WHAT THE EXERCISE ASKS: Within the material below, find each line bearing the word "shown" and present it.

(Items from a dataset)
-.-.-

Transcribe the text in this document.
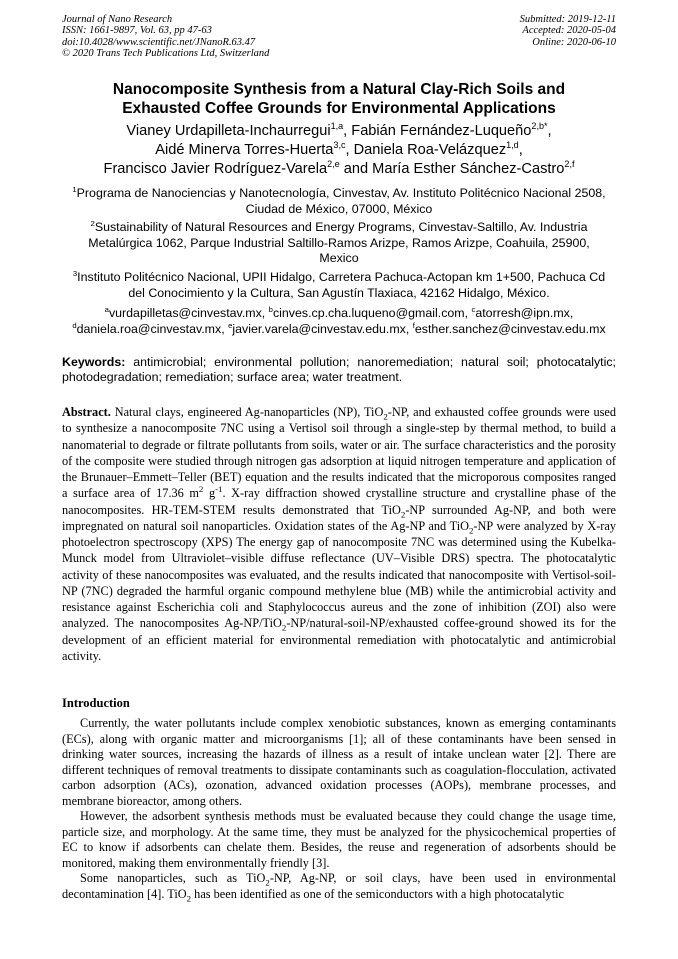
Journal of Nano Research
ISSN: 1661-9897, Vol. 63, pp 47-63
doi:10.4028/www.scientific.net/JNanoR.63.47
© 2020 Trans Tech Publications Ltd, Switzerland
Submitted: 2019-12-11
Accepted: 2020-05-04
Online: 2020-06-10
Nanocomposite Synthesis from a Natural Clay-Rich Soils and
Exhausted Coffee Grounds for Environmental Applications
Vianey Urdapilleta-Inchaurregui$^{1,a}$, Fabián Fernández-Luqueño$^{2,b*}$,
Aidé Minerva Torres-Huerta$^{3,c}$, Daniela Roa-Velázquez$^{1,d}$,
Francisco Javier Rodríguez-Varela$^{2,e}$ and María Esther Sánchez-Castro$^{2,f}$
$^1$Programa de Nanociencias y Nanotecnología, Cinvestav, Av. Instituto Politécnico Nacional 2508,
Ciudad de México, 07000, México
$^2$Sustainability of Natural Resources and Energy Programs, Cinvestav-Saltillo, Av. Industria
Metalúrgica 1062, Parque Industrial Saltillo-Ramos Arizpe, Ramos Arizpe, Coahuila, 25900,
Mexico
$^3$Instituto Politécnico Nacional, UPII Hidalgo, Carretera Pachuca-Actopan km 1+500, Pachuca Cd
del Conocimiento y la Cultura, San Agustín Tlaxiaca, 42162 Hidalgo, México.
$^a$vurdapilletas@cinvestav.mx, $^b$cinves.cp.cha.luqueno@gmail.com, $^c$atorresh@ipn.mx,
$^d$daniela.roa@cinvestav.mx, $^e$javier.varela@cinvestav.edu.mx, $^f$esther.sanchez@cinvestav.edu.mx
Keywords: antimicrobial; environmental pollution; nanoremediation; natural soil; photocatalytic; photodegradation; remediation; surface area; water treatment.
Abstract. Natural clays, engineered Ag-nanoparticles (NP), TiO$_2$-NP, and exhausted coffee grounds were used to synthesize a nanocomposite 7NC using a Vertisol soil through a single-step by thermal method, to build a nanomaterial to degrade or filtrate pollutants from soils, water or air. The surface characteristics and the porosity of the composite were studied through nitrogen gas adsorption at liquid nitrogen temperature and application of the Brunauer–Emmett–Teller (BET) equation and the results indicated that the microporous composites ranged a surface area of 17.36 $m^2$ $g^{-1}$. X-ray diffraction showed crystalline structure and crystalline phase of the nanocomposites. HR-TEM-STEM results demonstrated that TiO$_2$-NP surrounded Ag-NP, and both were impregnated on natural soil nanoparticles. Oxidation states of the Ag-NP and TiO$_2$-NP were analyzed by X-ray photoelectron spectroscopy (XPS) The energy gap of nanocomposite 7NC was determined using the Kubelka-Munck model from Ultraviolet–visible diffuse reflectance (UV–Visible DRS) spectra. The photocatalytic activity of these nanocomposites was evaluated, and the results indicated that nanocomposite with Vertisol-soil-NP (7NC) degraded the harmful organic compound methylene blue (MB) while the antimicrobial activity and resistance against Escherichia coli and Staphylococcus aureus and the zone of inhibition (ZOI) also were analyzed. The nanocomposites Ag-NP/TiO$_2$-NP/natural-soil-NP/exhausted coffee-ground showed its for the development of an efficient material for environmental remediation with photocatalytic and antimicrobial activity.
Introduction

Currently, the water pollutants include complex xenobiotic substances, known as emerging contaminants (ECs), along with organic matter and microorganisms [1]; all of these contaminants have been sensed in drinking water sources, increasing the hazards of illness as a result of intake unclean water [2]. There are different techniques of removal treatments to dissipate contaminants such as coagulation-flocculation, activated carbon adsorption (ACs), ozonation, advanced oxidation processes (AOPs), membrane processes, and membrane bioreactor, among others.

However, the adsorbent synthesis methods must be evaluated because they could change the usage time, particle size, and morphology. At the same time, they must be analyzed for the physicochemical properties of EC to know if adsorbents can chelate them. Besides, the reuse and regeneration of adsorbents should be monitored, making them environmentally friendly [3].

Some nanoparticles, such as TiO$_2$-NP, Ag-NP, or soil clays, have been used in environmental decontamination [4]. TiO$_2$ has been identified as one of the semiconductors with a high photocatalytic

-.-.-

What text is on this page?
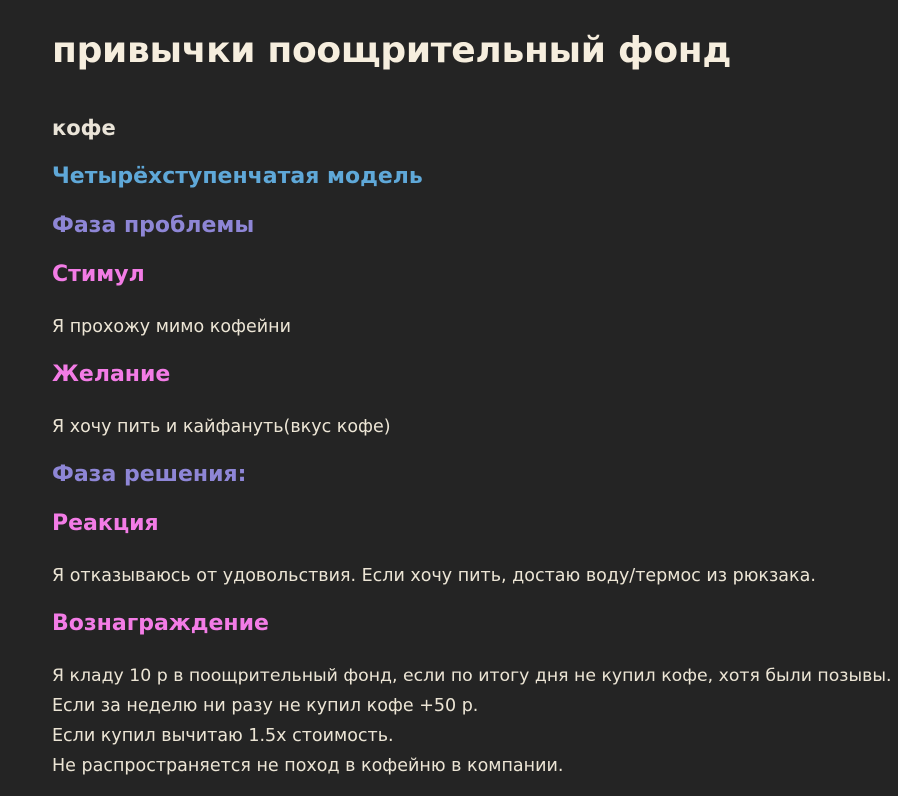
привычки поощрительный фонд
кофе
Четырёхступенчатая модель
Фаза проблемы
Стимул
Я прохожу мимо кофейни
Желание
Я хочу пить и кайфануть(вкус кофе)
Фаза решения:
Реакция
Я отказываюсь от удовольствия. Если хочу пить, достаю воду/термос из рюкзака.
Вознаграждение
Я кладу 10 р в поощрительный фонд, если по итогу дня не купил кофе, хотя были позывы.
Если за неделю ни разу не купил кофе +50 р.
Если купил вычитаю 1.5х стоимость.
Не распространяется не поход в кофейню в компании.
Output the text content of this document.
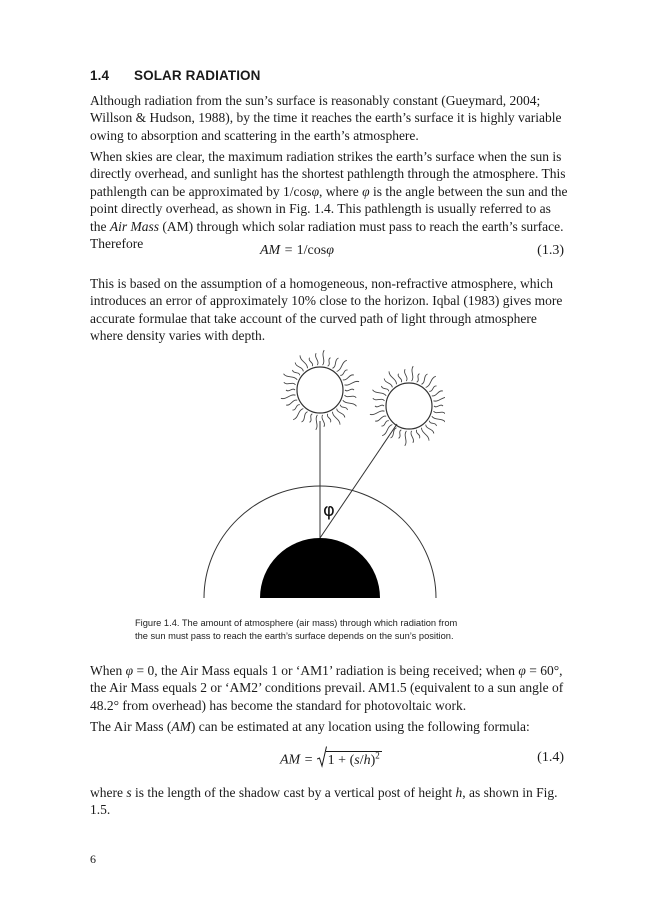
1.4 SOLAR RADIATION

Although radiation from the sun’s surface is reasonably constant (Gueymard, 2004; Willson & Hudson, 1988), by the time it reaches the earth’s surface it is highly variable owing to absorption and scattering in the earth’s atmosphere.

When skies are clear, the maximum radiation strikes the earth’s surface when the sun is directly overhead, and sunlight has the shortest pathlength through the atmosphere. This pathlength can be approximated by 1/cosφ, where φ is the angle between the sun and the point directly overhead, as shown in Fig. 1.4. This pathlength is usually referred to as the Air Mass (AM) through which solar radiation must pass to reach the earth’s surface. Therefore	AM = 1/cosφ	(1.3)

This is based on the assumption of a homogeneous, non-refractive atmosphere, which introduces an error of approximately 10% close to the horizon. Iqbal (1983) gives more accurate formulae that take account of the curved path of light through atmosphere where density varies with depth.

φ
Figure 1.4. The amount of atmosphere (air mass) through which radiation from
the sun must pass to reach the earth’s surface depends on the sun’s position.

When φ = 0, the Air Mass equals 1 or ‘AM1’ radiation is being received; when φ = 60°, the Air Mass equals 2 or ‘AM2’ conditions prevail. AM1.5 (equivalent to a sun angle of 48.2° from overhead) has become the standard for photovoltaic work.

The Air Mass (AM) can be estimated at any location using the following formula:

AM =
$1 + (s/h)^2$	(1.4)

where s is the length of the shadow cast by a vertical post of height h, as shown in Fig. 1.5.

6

-.-.-

CORRECT RESULT:
When skies are clear, the maximum radiation strikes the earth’s surface when the sun is directly overhead, and sunlight has the shortest pathlength through the atmosphere. This pathlength can be approximated by 1/cosφ, where φ is the angle between the sun and the point directly overhead, as shown in Fig. 1.4. This pathlength is usually referred to as the Air Mass (AM) through which solar radiation must pass to reach the earth’s surface. Therefore	AM = 1/cosφ	(1.3)
where s is the length of the shadow cast by a vertical post of height h, as shown in Fig. 1.5.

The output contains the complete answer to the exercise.